Your goal
From the entries that follow, pick out all lines holding "Output".

Input rows
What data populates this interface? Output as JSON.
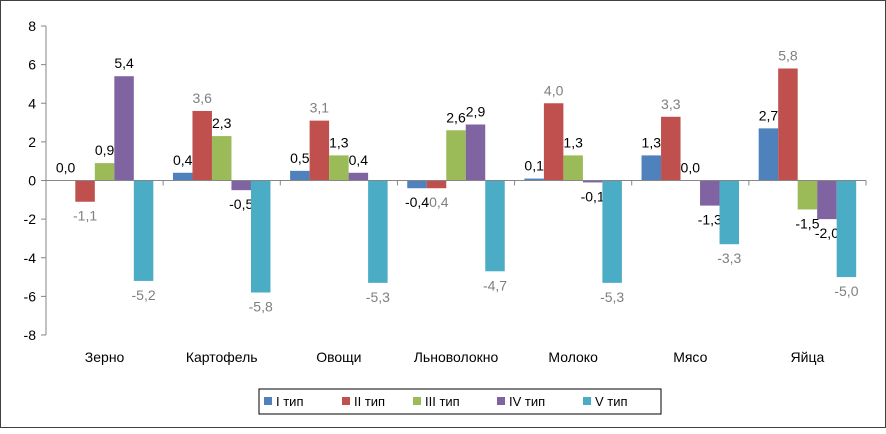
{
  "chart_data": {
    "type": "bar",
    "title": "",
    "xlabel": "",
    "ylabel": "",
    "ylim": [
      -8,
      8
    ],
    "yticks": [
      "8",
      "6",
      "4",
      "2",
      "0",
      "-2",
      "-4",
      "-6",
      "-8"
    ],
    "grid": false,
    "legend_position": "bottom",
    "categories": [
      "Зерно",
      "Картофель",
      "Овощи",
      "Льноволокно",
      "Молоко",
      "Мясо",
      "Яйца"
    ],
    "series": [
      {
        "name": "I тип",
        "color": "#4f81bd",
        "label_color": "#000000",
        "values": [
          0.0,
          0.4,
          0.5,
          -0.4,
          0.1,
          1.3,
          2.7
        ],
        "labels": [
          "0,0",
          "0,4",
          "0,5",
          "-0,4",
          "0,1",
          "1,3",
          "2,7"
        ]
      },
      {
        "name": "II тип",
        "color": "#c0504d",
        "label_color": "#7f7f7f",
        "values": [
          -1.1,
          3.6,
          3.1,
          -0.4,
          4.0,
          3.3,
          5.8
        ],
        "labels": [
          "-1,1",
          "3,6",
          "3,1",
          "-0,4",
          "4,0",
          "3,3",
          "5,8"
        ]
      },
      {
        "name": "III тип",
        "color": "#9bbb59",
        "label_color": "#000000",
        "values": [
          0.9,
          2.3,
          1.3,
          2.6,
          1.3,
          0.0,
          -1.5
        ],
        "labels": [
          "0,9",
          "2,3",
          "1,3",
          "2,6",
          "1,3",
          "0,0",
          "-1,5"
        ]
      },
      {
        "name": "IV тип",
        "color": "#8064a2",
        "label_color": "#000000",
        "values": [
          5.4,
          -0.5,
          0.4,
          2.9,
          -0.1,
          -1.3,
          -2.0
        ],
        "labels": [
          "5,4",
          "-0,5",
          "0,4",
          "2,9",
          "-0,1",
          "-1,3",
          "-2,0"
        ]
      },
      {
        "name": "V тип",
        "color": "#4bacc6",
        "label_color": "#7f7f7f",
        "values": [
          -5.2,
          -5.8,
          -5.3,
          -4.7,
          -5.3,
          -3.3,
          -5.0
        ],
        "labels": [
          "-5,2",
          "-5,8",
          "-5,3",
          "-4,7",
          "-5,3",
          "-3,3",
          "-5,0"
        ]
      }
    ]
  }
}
--
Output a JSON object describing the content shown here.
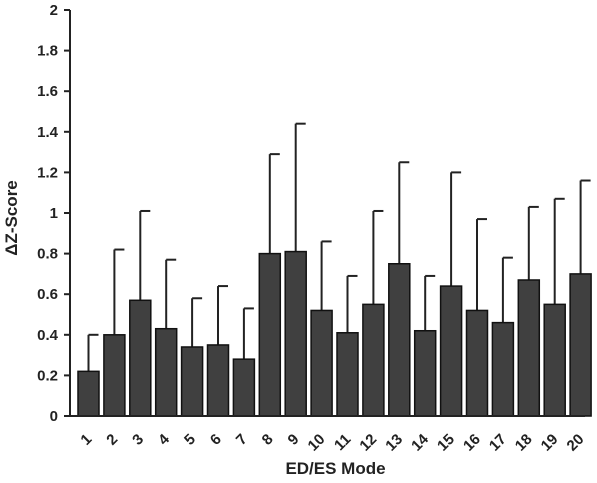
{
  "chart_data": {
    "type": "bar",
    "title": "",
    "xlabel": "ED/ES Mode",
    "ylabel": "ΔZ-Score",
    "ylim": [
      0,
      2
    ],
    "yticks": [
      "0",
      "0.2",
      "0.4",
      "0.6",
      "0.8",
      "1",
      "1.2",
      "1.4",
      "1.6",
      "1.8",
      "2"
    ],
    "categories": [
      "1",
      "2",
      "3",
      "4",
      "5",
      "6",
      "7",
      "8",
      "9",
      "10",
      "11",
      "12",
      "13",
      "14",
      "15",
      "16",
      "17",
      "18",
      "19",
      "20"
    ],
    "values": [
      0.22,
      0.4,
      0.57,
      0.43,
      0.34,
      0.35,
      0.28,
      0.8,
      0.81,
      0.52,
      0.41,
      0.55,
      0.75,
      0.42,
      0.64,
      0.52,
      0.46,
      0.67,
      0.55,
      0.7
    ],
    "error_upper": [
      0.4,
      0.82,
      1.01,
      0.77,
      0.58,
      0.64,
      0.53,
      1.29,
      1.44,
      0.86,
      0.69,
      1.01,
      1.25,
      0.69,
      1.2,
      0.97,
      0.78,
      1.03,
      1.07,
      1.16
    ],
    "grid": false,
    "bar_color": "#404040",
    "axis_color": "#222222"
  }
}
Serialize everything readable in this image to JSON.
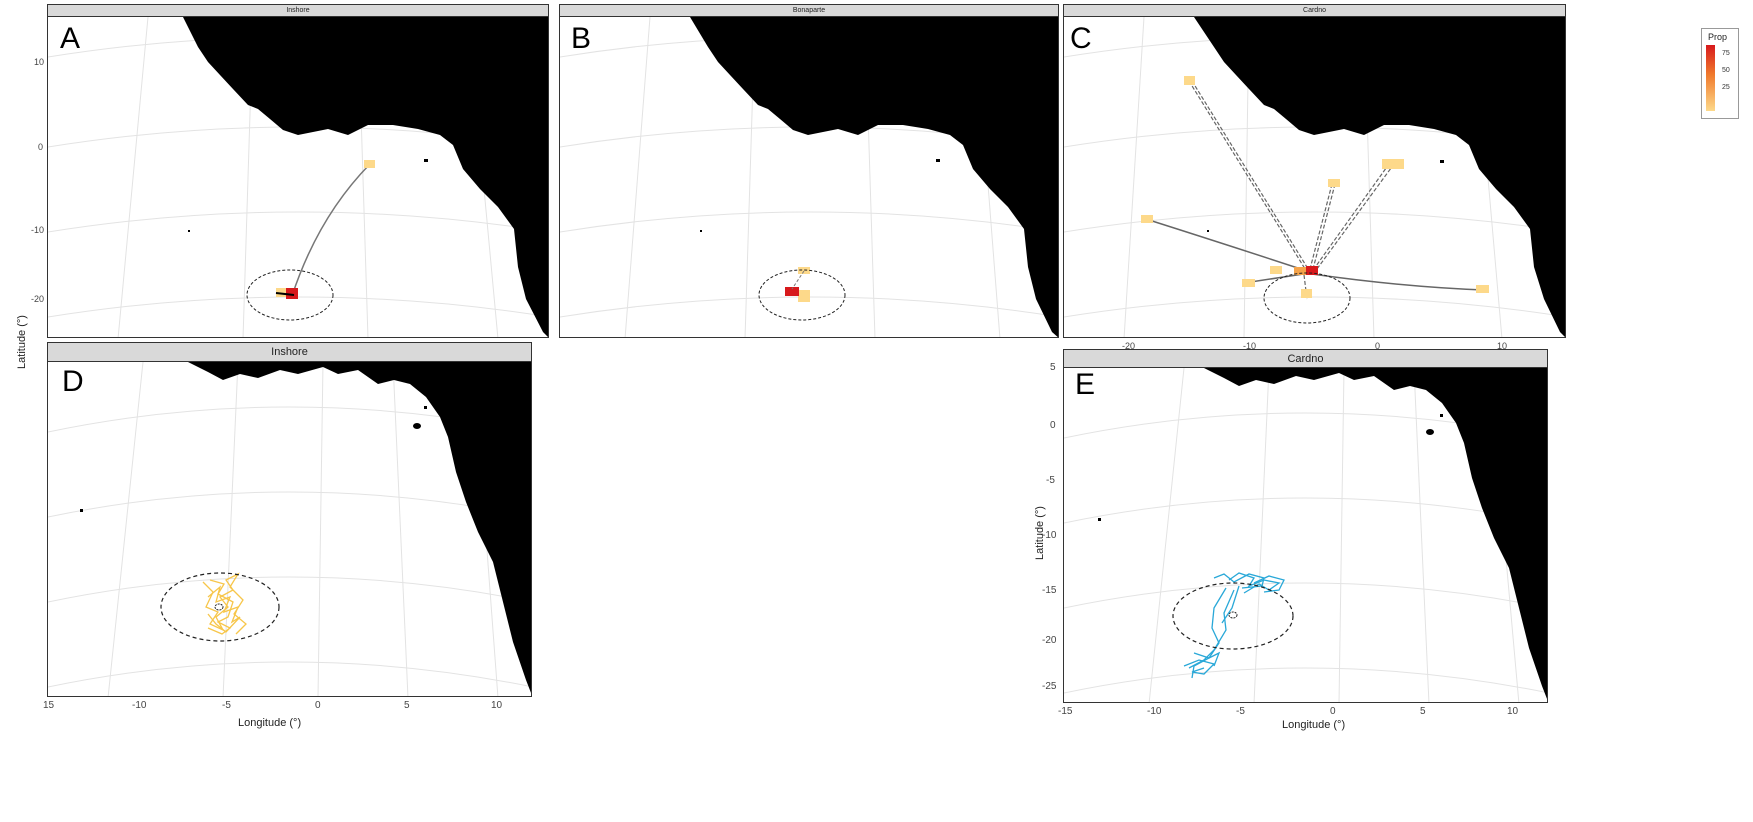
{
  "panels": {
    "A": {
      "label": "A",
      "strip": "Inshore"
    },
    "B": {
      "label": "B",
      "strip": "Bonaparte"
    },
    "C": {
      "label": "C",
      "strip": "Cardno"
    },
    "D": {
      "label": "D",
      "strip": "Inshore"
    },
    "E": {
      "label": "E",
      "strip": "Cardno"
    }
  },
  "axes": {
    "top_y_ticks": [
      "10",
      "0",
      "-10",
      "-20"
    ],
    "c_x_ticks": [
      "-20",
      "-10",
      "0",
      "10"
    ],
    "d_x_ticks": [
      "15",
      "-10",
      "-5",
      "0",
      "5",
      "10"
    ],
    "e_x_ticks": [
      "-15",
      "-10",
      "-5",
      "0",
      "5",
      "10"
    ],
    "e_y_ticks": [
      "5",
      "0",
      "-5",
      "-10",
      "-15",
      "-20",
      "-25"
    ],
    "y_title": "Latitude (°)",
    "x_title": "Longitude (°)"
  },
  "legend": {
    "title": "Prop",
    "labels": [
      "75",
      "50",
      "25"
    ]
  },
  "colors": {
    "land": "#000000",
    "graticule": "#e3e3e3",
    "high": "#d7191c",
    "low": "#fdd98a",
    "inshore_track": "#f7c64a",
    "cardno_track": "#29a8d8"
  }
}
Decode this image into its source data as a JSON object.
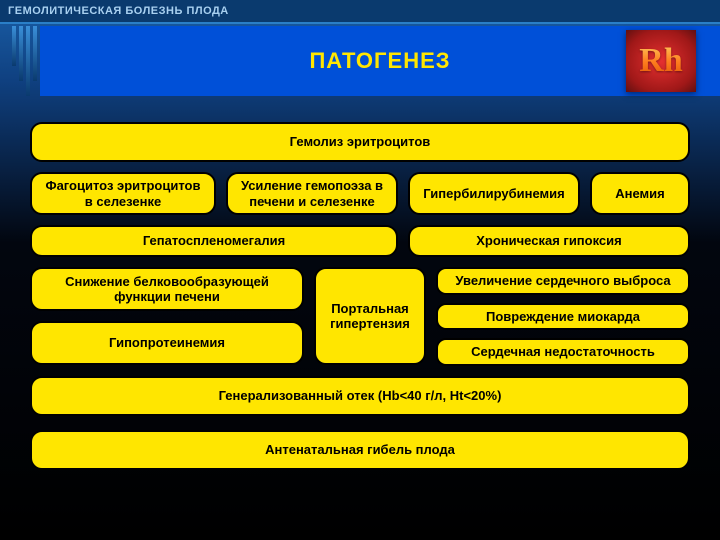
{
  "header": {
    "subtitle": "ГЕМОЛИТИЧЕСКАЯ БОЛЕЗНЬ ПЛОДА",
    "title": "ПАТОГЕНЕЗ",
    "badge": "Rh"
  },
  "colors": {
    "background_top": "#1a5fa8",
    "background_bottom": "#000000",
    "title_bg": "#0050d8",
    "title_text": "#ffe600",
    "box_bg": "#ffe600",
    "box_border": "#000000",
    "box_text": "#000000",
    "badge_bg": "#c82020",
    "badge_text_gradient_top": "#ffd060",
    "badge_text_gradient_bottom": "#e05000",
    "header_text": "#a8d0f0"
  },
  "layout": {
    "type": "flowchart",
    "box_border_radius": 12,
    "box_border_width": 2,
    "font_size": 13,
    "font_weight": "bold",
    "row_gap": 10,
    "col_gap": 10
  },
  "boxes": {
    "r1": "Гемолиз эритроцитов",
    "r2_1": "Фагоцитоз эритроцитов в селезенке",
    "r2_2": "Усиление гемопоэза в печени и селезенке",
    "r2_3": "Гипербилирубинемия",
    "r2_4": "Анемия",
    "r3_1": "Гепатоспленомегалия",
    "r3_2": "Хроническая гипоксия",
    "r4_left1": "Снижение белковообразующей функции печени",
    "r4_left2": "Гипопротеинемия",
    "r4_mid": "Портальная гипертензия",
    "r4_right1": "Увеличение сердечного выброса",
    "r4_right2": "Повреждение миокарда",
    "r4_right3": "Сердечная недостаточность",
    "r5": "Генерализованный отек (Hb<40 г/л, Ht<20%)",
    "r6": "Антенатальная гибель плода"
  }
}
---
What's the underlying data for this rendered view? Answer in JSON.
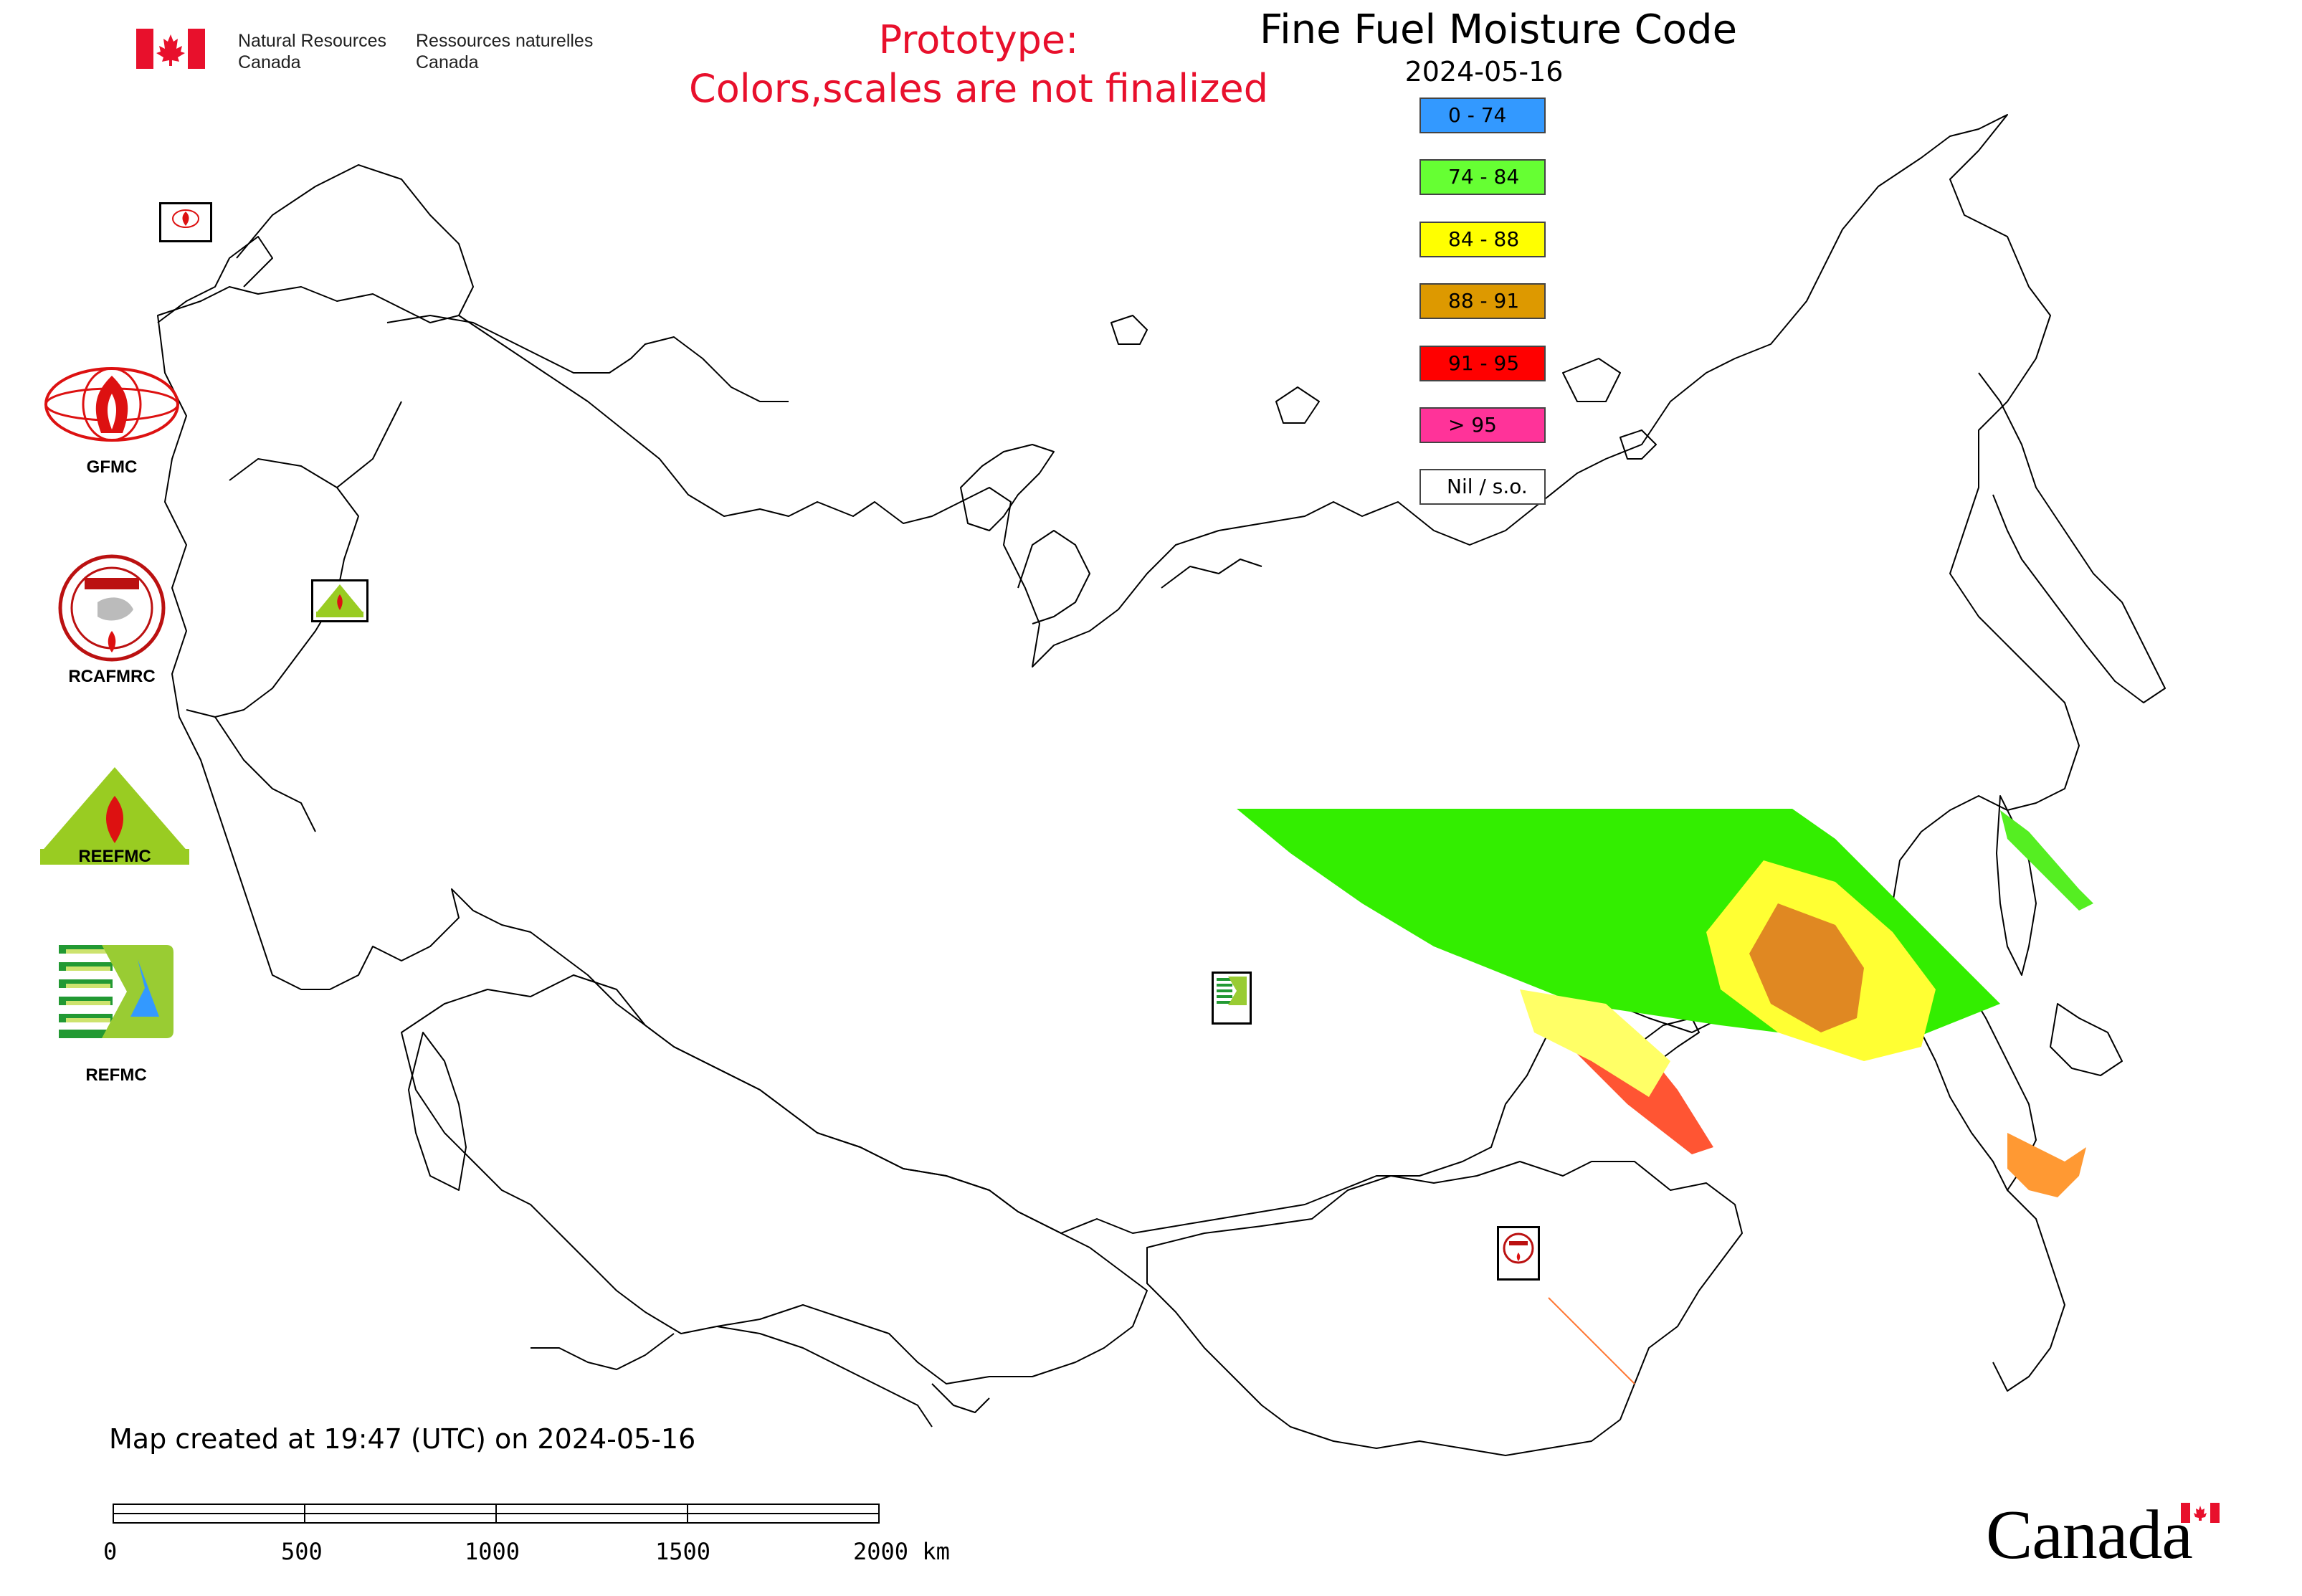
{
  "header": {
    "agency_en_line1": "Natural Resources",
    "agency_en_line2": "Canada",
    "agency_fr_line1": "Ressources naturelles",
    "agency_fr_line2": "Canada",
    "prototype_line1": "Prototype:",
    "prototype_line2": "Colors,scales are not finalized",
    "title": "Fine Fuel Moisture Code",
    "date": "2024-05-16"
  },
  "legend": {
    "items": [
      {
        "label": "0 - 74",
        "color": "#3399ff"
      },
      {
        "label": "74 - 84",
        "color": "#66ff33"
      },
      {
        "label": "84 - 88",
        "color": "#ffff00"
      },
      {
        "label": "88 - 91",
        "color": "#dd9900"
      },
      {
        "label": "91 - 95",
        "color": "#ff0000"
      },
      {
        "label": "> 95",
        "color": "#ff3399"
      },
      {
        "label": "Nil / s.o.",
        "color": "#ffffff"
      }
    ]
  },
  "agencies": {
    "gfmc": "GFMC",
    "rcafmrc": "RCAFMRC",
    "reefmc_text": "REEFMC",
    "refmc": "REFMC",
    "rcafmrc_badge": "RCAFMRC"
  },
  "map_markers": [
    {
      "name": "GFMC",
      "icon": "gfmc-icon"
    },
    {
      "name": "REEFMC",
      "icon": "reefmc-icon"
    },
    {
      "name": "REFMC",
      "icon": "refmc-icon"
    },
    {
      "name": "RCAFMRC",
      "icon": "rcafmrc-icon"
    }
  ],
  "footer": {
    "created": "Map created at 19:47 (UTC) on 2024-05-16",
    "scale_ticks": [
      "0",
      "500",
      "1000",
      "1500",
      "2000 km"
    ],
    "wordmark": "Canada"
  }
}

Solution for this task
What data populates this interface? Output as JSON.
Output a JSON object describing the content shown here.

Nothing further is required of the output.